— Prompt 1 —
According to the text on Nuevo Milenio State Forest, what other state forest lies within San Juan's municipal boundaries?
— Prompt 2 —
Reproduce the stretch of the text on Nuevo Milenio State Forest from "Nuevo Milenio State" through "Patricio State Forest).".

— Selected extract —
━━━━━━━━

State forest in San Juan, Puerto Rico

Nuevo Milenio State Forest (Spanish: Bosque Estatal del Nuevo Milenio or Bosque Urbano del Nuevo Milenio) is one of the 20 forests that make up the public forest system of Puerto Rico. The forest is located east of the University of Puerto Rico Botanical Garden in the Sabana Llana Sur district of San Juan, making it one of the two state forests located within the capital's municipal boundaries (the other being San Patricio State Forest).

== History ==
The area where the forest now stands had originally been deforested and was the site of several quarries. The forest reserve was first proclaimed in 1998 with the intention of preserving one of the last green areas in San Juan as a secondary forest. The city is very densely populated and has lost most of its forests due to urban sprawl. This was done thanks to the effort of local residents, academics and environmentalists. In 2003 the forest was added to the San Juan Ecological Corridor management zone, also managed by the municipality of San Juan which designates the area as ecologically important as it forms part of the hydrological basin of the estuary of San Juan Bay. Between the years 1998 and 2005 the forest was used for research purposes for studying the impact of Hurricane Georges in the destruction and regrowth of the forest.

== Ecology ==

=== Flora ===
The forest is very characteristic of the secondary forest ecosystem found throughout Puerto Rico. Some native tree species found in the forest are the yarumo (Cecropia schreberiana), the West Indian locust tree (Hymenaea courbaril), the Puerto Rican royal palm tree (Roystonea borinquena), and the pink trumpet tree (Tabebuia heterophylla) or Puerto Rican oak as it is colloquially known. Common introduced trees found in the forest are the flea tree (Albizia lebbeck), the karoi tree (Albizia procera) and the Malay pterocarpus (Pterocarpus indicus).

━━━━━━━━

Document structure recognition lines

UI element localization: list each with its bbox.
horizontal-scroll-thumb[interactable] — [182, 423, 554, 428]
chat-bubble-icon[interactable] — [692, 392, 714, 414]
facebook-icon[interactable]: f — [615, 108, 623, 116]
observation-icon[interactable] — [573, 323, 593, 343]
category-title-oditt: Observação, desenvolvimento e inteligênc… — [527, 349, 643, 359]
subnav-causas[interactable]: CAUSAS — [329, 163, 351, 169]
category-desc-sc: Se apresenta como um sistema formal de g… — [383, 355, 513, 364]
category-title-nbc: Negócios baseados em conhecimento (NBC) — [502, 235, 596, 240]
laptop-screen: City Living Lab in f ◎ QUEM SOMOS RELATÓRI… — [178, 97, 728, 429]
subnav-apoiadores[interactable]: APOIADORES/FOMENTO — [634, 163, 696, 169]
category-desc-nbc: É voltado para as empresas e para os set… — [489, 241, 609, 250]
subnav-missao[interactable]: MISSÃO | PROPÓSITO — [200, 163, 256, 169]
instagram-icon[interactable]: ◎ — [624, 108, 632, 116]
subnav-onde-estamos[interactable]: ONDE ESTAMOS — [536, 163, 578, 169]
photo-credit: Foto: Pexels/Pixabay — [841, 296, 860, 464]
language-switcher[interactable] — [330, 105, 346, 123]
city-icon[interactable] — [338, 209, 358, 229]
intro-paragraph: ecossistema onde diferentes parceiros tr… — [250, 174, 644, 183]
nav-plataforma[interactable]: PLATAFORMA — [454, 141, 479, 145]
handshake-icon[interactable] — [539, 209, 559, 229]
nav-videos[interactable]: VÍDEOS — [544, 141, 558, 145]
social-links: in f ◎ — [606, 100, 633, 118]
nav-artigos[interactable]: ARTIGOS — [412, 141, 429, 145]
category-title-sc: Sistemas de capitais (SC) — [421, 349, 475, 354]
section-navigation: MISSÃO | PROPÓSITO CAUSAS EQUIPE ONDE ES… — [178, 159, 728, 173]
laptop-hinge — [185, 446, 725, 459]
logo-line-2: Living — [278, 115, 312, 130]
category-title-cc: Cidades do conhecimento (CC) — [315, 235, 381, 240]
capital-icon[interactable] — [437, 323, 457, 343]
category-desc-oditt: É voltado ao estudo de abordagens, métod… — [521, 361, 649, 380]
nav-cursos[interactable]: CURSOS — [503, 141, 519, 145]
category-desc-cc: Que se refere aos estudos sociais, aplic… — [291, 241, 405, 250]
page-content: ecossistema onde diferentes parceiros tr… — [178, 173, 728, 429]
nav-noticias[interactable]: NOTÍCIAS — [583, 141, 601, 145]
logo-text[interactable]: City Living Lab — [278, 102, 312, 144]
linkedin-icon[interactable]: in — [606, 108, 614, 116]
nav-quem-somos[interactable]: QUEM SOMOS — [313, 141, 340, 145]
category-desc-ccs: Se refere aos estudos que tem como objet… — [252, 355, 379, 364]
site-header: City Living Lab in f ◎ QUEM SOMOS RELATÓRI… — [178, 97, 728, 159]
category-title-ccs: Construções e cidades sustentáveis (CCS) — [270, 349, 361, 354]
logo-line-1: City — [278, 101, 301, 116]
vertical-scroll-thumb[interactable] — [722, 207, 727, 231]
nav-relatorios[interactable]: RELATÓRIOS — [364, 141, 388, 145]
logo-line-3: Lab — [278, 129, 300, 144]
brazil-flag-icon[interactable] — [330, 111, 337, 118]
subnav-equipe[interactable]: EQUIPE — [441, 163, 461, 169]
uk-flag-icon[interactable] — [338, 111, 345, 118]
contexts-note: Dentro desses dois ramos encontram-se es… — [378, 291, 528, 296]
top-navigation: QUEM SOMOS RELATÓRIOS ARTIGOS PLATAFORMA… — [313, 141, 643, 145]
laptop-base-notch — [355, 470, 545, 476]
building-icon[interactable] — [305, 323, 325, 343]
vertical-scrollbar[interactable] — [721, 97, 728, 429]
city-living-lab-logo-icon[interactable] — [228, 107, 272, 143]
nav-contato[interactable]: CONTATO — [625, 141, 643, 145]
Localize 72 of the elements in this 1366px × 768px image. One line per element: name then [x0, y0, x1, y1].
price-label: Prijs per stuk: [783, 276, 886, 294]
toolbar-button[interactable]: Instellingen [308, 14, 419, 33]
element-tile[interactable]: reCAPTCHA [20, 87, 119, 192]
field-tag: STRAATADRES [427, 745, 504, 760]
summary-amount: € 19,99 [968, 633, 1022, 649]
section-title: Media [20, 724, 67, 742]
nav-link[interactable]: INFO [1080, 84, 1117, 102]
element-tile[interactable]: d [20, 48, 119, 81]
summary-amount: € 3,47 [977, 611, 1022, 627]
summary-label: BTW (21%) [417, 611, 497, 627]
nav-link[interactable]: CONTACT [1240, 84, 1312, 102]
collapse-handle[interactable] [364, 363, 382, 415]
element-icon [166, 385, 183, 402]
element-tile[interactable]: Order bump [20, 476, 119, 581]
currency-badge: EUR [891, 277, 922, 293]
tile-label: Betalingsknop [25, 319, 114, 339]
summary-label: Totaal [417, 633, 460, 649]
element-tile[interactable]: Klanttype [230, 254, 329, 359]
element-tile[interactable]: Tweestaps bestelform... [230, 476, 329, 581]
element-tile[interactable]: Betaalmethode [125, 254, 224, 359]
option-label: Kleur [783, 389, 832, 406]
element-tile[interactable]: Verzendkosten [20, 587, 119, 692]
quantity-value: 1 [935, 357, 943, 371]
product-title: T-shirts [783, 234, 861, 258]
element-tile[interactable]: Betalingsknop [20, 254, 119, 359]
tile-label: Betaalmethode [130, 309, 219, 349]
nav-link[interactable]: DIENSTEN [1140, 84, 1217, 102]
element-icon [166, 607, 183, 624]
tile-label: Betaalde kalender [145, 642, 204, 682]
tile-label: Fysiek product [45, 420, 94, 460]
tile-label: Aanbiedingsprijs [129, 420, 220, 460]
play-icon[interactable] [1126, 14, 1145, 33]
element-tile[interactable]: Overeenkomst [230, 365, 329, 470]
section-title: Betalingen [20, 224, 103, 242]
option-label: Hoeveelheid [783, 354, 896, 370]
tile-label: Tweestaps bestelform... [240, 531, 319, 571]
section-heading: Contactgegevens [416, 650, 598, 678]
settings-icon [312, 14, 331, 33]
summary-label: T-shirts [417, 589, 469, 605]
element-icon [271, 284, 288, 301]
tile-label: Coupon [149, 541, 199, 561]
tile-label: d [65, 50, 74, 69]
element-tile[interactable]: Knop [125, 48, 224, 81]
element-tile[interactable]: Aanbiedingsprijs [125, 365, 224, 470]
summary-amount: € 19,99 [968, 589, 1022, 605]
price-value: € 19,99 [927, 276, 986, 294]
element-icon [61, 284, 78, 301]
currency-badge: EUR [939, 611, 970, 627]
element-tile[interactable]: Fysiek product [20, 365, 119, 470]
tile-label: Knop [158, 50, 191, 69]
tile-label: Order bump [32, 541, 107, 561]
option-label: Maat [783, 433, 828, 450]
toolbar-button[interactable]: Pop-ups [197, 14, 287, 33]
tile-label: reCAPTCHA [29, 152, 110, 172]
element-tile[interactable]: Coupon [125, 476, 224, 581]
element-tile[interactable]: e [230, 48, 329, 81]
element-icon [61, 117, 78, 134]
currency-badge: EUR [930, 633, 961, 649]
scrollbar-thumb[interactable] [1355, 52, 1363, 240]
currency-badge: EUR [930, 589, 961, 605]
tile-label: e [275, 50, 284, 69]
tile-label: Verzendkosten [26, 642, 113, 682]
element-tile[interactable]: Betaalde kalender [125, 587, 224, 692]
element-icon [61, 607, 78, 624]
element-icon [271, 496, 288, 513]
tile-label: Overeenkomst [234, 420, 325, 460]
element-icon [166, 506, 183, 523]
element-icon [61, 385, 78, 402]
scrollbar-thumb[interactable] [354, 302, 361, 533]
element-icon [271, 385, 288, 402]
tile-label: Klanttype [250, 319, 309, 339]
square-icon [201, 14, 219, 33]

━━━━━━━━

— Exercise result 1 —
San Patricio State Forest.

— Exercise result 2 —
Nuevo Milenio State Forest (Spanish: Bosque Estatal del Nuevo Milenio or Bosque Urbano del Nuevo Milenio) is one of the 20 forests that make up the public forest system of Puerto Rico. The forest is located east of the University of Puerto Rico Botanical Garden in the Sabana Llana Sur district of San Juan, making it one of the two state forests located within the capital's municipal boundaries (the other being San Patricio State Forest).